» **What you are asked to do**
Copy out all lines that carry the word "nous".

» **Material for this task**
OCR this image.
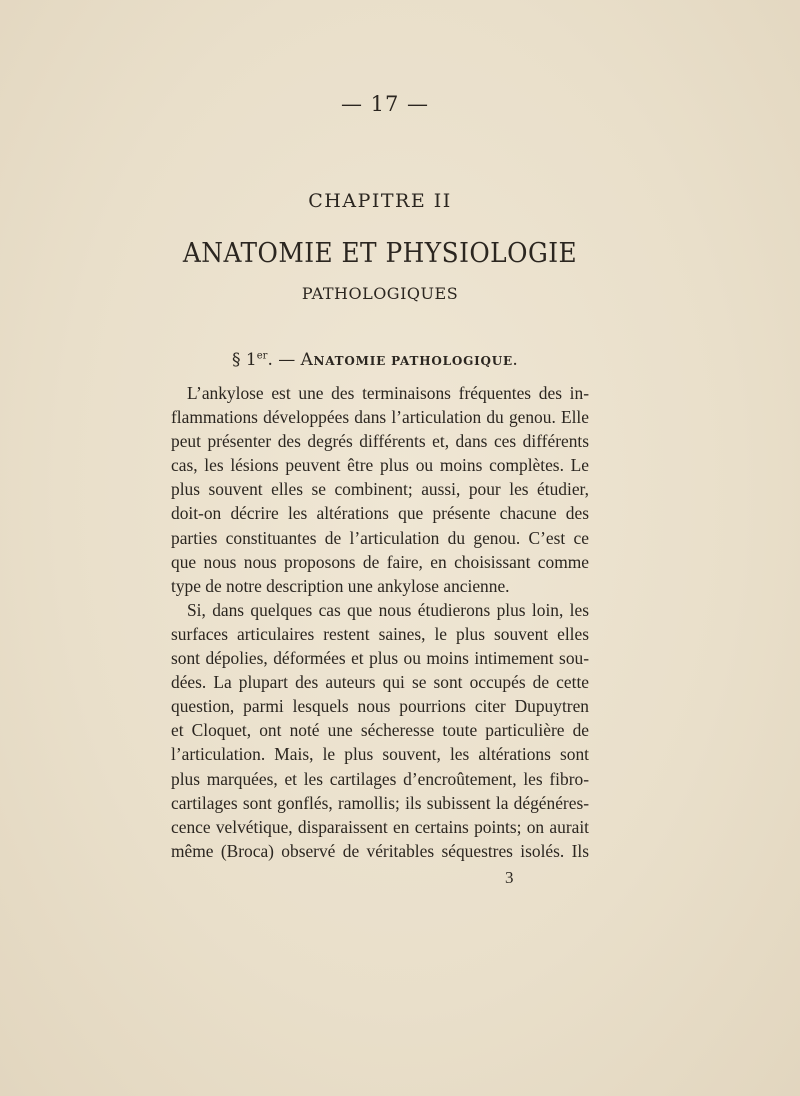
— 17 —
CHAPITRE II
ANATOMIE ET PHYSIOLOGIE
PATHOLOGIQUES
§ 1er. — ANATOMIE PATHOLOGIQUE.
L’ankylose est une des terminaisons fréquentes des in-
flammations développées dans l’articulation du genou. Elle
peut présenter des degrés différents et, dans ces différents
cas, les lésions peuvent être plus ou moins complètes. Le
plus souvent elles se combinent; aussi, pour les étudier,
doit-on décrire les altérations que présente chacune des
parties constituantes de l’articulation du genou. C’est ce
que nous nous proposons de faire, en choisissant comme
type de notre description une ankylose ancienne.
Si, dans quelques cas que nous étudierons plus loin, les
surfaces articulaires restent saines, le plus souvent elles
sont dépolies, déformées et plus ou moins intimement sou-
dées. La plupart des auteurs qui se sont occupés de cette
question, parmi lesquels nous pourrions citer Dupuytren
et Cloquet, ont noté une sécheresse toute particulière de
l’articulation. Mais, le plus souvent, les altérations sont
plus marquées, et les cartilages d’encroûtement, les fibro-
cartilages sont gonflés, ramollis; ils subissent la dégénéres-
cence velvétique, disparaissent en certains points; on aurait
même (Broca) observé de véritables séquestres isolés. Ils
3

» **Final answer**
que nous nous proposons de faire, en choisissant comme
Si, dans quelques cas que nous étudierons plus loin, les
question, parmi lesquels nous pourrions citer Dupuytren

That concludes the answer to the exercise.